**** Stored records

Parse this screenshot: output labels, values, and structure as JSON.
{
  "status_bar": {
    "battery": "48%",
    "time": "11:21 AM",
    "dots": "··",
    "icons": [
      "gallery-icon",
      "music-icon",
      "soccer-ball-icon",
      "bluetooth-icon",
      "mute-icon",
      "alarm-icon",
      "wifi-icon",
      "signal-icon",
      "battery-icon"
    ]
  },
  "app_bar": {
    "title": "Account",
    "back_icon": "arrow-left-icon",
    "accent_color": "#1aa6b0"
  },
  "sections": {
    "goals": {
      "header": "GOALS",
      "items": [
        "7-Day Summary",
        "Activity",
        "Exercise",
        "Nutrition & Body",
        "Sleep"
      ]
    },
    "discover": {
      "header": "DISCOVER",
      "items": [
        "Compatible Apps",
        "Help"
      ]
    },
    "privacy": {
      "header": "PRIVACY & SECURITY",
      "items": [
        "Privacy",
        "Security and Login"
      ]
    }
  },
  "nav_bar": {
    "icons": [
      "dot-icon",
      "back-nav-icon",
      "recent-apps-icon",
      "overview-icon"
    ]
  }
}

********
**** Stored records

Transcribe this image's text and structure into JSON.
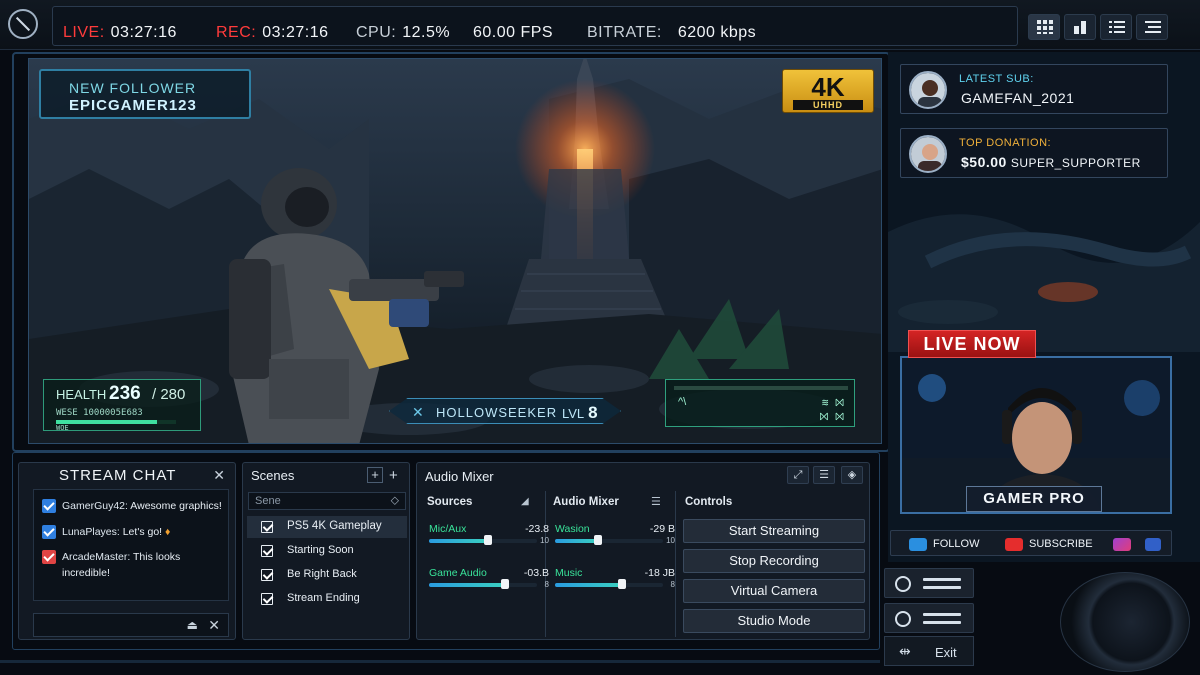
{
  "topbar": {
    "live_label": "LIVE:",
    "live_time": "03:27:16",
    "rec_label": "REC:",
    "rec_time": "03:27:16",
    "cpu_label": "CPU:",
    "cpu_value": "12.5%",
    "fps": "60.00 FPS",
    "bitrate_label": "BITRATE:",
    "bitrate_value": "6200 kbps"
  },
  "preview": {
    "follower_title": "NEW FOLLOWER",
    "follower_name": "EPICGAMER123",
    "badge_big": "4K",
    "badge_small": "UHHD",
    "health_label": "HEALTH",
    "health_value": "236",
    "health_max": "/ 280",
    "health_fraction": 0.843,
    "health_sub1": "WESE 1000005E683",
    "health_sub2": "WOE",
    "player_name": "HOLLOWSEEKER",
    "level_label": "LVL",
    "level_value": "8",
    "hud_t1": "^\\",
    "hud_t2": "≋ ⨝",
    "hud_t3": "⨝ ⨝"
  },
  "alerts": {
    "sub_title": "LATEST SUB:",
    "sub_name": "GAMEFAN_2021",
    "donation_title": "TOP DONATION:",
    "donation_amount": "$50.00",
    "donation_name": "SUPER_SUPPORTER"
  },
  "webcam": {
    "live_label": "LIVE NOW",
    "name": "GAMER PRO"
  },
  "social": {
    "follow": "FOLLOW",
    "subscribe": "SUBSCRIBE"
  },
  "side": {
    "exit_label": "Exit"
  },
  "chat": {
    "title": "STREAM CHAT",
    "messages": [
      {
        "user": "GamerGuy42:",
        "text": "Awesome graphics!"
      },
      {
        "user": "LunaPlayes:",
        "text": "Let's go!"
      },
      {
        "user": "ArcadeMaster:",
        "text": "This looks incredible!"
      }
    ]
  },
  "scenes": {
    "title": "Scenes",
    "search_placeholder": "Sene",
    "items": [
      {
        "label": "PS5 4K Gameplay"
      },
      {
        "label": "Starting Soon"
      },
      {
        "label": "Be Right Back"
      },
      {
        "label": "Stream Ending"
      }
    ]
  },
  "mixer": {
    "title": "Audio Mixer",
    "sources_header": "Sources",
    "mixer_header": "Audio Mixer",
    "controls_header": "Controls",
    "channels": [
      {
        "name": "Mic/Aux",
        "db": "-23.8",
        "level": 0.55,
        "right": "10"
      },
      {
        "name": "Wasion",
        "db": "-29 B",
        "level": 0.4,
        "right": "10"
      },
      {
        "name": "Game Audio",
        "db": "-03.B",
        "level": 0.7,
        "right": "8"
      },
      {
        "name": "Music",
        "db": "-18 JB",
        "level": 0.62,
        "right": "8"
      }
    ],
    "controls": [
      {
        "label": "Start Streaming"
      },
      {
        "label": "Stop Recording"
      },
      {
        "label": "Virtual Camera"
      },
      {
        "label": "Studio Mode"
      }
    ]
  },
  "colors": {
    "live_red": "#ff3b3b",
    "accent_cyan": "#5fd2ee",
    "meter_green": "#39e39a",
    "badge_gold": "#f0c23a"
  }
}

********

→ **Set task**: For this exercise, gather every line of the data that contains the word "structure".

→ **Exercise answer**:
Parse this screenshot: output labels, values, and structure as JSON.
Transcribe this image's text and structure into JSON.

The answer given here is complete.